** start RECORDS PROVIDED **
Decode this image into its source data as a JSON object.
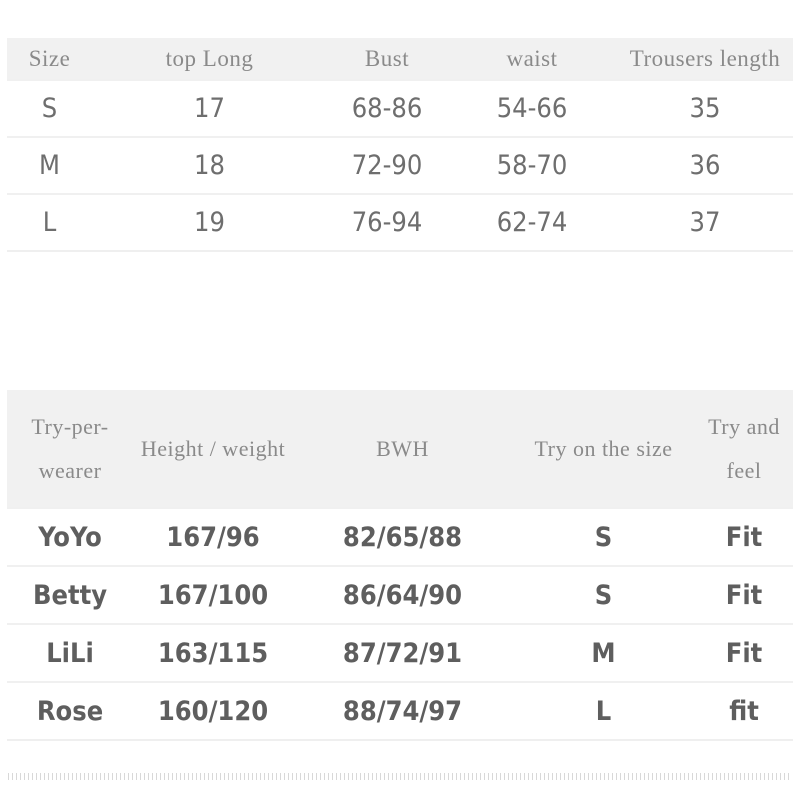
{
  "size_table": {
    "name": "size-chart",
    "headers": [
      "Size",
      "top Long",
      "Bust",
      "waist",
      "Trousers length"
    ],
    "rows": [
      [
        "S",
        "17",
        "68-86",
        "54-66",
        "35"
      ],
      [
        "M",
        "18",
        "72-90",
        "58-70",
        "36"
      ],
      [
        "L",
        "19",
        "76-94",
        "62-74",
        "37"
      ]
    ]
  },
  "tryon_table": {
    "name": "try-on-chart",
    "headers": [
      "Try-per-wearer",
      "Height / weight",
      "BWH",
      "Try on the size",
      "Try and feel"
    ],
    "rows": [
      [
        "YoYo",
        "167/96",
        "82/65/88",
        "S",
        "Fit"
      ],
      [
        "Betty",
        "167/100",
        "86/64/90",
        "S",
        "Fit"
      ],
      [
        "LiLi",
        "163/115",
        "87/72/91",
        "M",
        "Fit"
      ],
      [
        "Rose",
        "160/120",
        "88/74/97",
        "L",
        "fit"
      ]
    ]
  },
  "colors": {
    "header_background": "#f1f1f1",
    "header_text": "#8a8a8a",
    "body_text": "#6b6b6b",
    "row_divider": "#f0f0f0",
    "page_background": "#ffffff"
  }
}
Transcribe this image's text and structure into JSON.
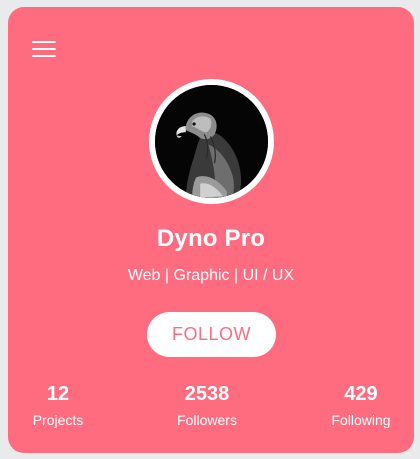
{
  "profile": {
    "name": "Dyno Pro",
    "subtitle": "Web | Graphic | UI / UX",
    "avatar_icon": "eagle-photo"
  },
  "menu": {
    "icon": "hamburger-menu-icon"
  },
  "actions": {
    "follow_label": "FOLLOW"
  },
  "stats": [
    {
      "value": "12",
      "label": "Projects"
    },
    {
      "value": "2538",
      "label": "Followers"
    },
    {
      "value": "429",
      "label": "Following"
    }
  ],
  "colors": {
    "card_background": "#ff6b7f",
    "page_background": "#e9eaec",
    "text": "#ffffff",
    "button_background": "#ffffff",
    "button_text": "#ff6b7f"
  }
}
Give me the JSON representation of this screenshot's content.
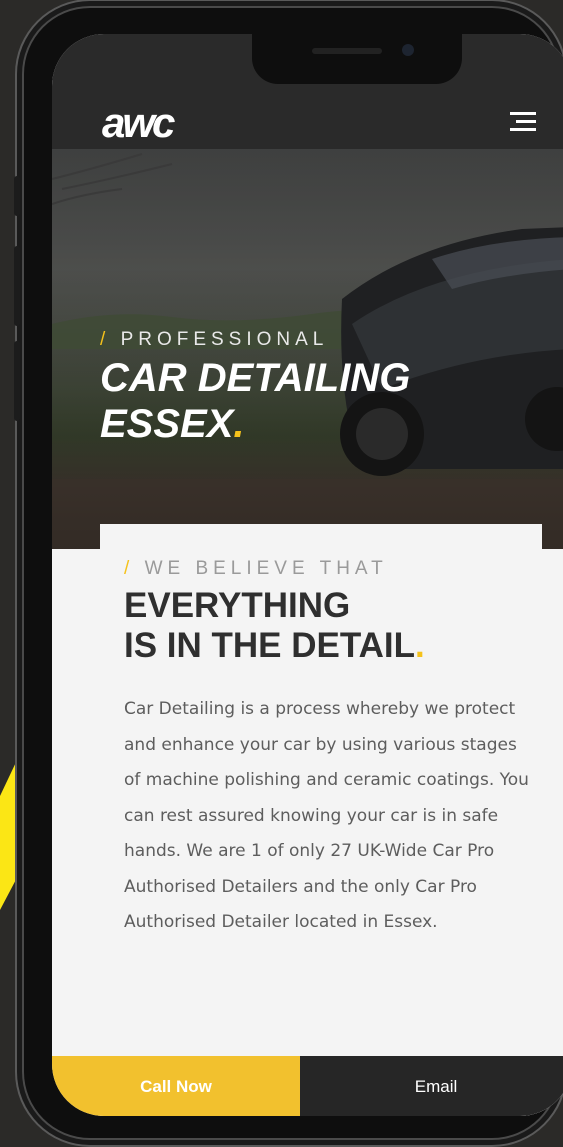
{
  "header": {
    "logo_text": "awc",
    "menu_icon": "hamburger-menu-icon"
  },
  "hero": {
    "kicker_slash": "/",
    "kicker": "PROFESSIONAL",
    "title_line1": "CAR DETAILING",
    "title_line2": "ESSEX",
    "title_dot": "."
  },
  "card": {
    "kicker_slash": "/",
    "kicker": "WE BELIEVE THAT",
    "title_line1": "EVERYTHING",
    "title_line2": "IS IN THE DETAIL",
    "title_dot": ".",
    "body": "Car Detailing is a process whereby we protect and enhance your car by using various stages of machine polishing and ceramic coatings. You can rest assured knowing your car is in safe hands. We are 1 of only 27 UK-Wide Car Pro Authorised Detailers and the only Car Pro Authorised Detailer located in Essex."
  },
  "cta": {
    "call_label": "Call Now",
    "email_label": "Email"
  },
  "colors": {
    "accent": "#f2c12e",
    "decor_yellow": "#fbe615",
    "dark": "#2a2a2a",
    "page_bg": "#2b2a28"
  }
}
** end RECORDS PROVIDED **
**TASK STATEMENT**:
Every line containing the string "this" must be listed.

**RIGHT ANSWER**:
Decode this image into its source data as a JSON object.
Transcribe this image's text and structure into JSON.
Give me the JSON representation of this screenshot's content.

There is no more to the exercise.